— Begin —

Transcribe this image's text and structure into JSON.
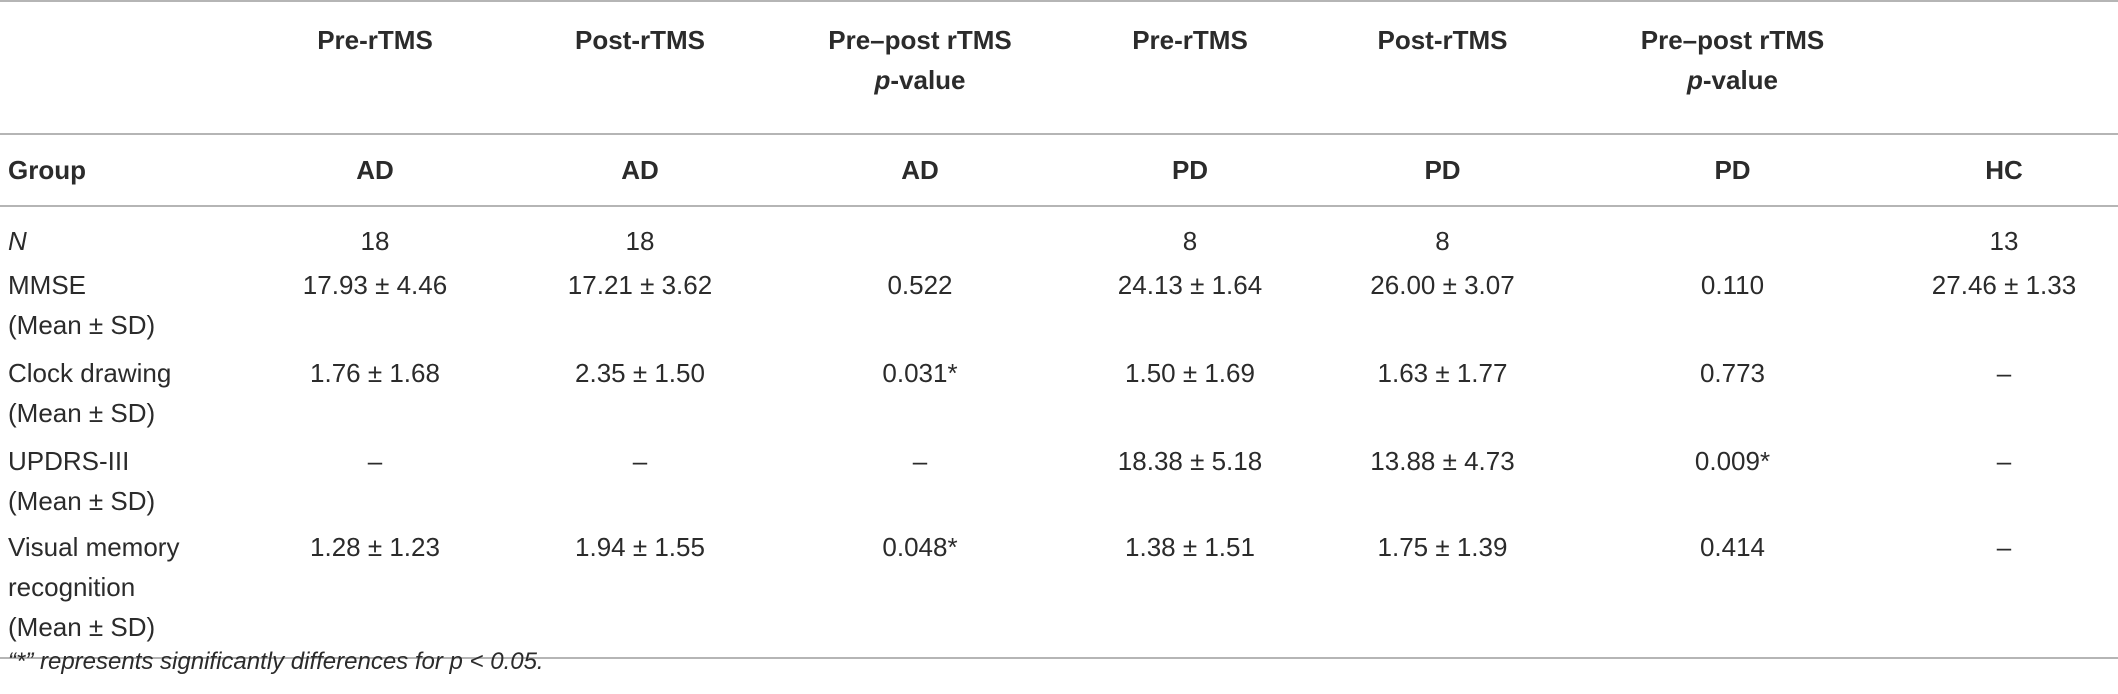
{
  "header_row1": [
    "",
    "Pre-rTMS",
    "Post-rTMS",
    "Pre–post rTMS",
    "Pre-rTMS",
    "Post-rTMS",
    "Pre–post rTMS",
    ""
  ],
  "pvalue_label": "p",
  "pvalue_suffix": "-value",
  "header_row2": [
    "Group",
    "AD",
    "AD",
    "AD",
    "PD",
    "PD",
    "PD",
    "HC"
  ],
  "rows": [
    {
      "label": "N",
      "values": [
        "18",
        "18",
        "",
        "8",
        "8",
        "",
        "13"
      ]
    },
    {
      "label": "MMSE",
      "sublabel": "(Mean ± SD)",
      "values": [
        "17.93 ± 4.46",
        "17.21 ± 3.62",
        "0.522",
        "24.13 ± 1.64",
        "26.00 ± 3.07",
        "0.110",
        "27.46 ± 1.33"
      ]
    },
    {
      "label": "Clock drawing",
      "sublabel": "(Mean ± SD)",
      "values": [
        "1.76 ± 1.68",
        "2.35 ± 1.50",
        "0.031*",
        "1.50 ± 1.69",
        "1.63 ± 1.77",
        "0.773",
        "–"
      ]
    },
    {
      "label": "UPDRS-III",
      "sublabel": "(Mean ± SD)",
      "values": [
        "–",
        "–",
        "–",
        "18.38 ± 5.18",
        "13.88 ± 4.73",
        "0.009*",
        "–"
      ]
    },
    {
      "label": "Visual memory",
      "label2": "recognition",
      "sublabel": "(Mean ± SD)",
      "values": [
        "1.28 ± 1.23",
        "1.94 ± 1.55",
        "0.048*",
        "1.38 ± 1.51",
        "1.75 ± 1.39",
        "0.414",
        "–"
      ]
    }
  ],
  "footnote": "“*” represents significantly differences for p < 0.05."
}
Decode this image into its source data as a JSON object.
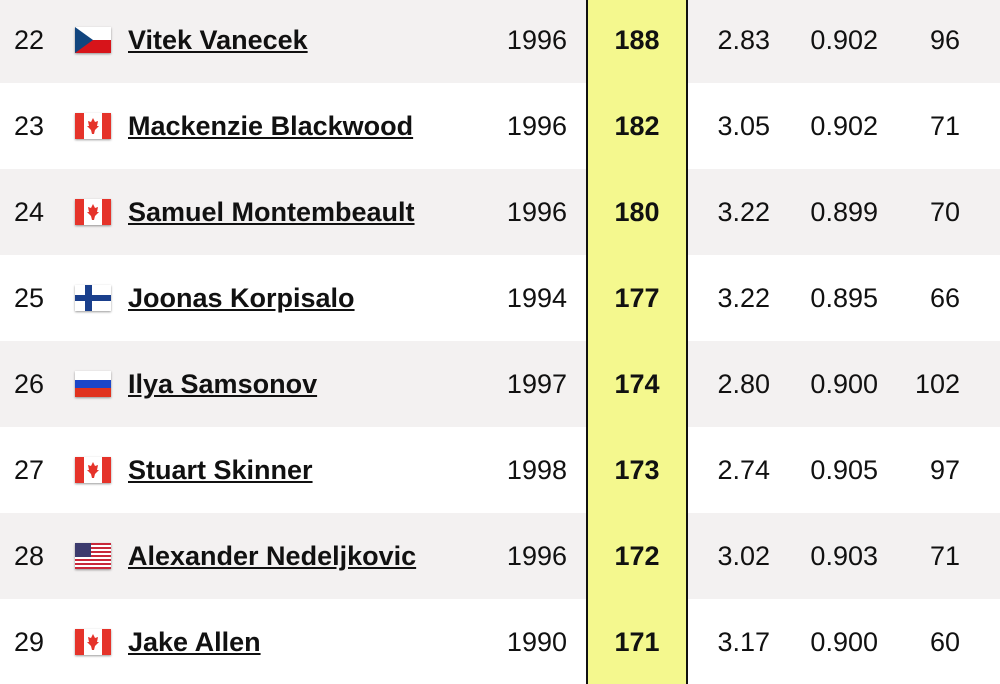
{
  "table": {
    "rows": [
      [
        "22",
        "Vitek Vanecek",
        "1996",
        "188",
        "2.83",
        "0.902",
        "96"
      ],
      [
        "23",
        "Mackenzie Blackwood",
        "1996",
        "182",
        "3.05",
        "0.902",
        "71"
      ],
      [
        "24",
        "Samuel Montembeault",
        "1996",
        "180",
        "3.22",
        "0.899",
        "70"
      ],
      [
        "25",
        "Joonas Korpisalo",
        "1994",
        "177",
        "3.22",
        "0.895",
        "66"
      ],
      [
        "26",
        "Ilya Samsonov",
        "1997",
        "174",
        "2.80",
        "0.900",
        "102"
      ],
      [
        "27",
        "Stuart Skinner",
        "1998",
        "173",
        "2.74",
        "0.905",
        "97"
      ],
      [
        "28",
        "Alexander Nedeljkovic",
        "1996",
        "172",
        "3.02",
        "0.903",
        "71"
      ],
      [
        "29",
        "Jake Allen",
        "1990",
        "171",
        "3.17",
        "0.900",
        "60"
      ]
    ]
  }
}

— End —

*REQUIRED TASK*
Transcribe the material as is, with images omitted.

*RESULT FOR THIS TASK*
Transcribe this image's text and structure into JSON.
{
  "header_row1": [
    "",
    "Pre-rTMS",
    "Post-rTMS",
    "Pre–post rTMS",
    "Pre-rTMS",
    "Post-rTMS",
    "Pre–post rTMS",
    ""
  ],
  "pvalue_label": "p",
  "pvalue_suffix": "-value",
  "header_row2": [
    "Group",
    "AD",
    "AD",
    "AD",
    "PD",
    "PD",
    "PD",
    "HC"
  ],
  "rows": [
    {
      "label": "N",
      "values": [
        "18",
        "18",
        "",
        "8",
        "8",
        "",
        "13"
      ]
    },
    {
      "label": "MMSE",
      "sublabel": "(Mean ± SD)",
      "values": [
        "17.93 ± 4.46",
        "17.21 ± 3.62",
        "0.522",
        "24.13 ± 1.64",
        "26.00 ± 3.07",
        "0.110",
        "27.46 ± 1.33"
      ]
    },
    {
      "label": "Clock drawing",
      "sublabel": "(Mean ± SD)",
      "values": [
        "1.76 ± 1.68",
        "2.35 ± 1.50",
        "0.031*",
        "1.50 ± 1.69",
        "1.63 ± 1.77",
        "0.773",
        "–"
      ]
    },
    {
      "label": "UPDRS-III",
      "sublabel": "(Mean ± SD)",
      "values": [
        "–",
        "–",
        "–",
        "18.38 ± 5.18",
        "13.88 ± 4.73",
        "0.009*",
        "–"
      ]
    },
    {
      "label": "Visual memory",
      "label2": "recognition",
      "sublabel": "(Mean ± SD)",
      "values": [
        "1.28 ± 1.23",
        "1.94 ± 1.55",
        "0.048*",
        "1.38 ± 1.51",
        "1.75 ± 1.39",
        "0.414",
        "–"
      ]
    }
  ],
  "footnote": "“*” represents significantly differences for p < 0.05."
}
Decode this image into its source data as a JSON object.
{
  "table": {
    "rows": [
      [
        "22",
        "Vitek Vanecek",
        "1996",
        "188",
        "2.83",
        "0.902",
        "96"
      ],
      [
        "23",
        "Mackenzie Blackwood",
        "1996",
        "182",
        "3.05",
        "0.902",
        "71"
      ],
      [
        "24",
        "Samuel Montembeault",
        "1996",
        "180",
        "3.22",
        "0.899",
        "70"
      ],
      [
        "25",
        "Joonas Korpisalo",
        "1994",
        "177",
        "3.22",
        "0.895",
        "66"
      ],
      [
        "26",
        "Ilya Samsonov",
        "1997",
        "174",
        "2.80",
        "0.900",
        "102"
      ],
      [
        "27",
        "Stuart Skinner",
        "1998",
        "173",
        "2.74",
        "0.905",
        "97"
      ],
      [
        "28",
        "Alexander Nedeljkovic",
        "1996",
        "172",
        "3.02",
        "0.903",
        "71"
      ],
      [
        "29",
        "Jake Allen",
        "1990",
        "171",
        "3.17",
        "0.900",
        "60"
      ]
    ]
  }
}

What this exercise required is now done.